[Source records]
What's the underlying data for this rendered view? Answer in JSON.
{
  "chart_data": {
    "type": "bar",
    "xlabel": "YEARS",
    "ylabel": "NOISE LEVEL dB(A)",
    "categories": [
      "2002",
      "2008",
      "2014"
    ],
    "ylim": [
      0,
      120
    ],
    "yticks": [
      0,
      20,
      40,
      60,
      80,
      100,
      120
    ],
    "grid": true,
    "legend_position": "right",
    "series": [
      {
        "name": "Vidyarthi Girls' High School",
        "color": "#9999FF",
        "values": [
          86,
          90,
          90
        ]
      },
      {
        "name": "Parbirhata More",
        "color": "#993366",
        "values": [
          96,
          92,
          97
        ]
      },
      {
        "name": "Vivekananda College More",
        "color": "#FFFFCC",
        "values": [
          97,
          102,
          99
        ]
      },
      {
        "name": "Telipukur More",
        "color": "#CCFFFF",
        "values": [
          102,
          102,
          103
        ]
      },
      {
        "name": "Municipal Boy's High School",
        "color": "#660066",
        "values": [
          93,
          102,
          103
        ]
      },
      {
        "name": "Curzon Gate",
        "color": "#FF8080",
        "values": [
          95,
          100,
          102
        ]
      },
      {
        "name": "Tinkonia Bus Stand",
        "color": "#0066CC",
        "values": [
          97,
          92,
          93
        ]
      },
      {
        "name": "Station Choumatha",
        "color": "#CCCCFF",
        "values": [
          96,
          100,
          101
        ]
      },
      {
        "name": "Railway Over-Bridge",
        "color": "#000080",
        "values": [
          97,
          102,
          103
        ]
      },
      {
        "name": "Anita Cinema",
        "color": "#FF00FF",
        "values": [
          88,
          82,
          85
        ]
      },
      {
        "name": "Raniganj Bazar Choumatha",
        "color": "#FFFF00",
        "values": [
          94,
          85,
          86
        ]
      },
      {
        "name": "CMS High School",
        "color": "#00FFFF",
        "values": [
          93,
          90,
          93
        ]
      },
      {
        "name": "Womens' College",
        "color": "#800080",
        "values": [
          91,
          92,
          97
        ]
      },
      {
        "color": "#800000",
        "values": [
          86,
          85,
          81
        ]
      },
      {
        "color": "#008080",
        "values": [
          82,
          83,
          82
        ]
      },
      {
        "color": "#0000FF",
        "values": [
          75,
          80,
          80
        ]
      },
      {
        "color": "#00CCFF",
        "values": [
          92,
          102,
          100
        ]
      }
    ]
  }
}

_Prompt_
Can you reproduce all the material exactly?

_Task response_
What's the underlying data for this rendered view? Answer in JSON.
{
  "chart_data": {
    "type": "bar",
    "xlabel": "YEARS",
    "ylabel": "NOISE LEVEL dB(A)",
    "categories": [
      "2002",
      "2008",
      "2014"
    ],
    "ylim": [
      0,
      120
    ],
    "yticks": [
      0,
      20,
      40,
      60,
      80,
      100,
      120
    ],
    "grid": true,
    "legend_position": "right",
    "series": [
      {
        "name": "Vidyarthi Girls' High School",
        "color": "#9999FF",
        "values": [
          86,
          90,
          90
        ]
      },
      {
        "name": "Parbirhata More",
        "color": "#993366",
        "values": [
          96,
          92,
          97
        ]
      },
      {
        "name": "Vivekananda College More",
        "color": "#FFFFCC",
        "values": [
          97,
          102,
          99
        ]
      },
      {
        "name": "Telipukur More",
        "color": "#CCFFFF",
        "values": [
          102,
          102,
          103
        ]
      },
      {
        "name": "Municipal Boy's High School",
        "color": "#660066",
        "values": [
          93,
          102,
          103
        ]
      },
      {
        "name": "Curzon Gate",
        "color": "#FF8080",
        "values": [
          95,
          100,
          102
        ]
      },
      {
        "name": "Tinkonia Bus Stand",
        "color": "#0066CC",
        "values": [
          97,
          92,
          93
        ]
      },
      {
        "name": "Station Choumatha",
        "color": "#CCCCFF",
        "values": [
          96,
          100,
          101
        ]
      },
      {
        "name": "Railway Over-Bridge",
        "color": "#000080",
        "values": [
          97,
          102,
          103
        ]
      },
      {
        "name": "Anita Cinema",
        "color": "#FF00FF",
        "values": [
          88,
          82,
          85
        ]
      },
      {
        "name": "Raniganj Bazar Choumatha",
        "color": "#FFFF00",
        "values": [
          94,
          85,
          86
        ]
      },
      {
        "name": "CMS High School",
        "color": "#00FFFF",
        "values": [
          93,
          90,
          93
        ]
      },
      {
        "name": "Womens' College",
        "color": "#800080",
        "values": [
          91,
          92,
          97
        ]
      },
      {
        "color": "#800000",
        "values": [
          86,
          85,
          81
        ]
      },
      {
        "color": "#008080",
        "values": [
          82,
          83,
          82
        ]
      },
      {
        "color": "#0000FF",
        "values": [
          75,
          80,
          80
        ]
      },
      {
        "color": "#00CCFF",
        "values": [
          92,
          102,
          100
        ]
      }
    ]
  }
}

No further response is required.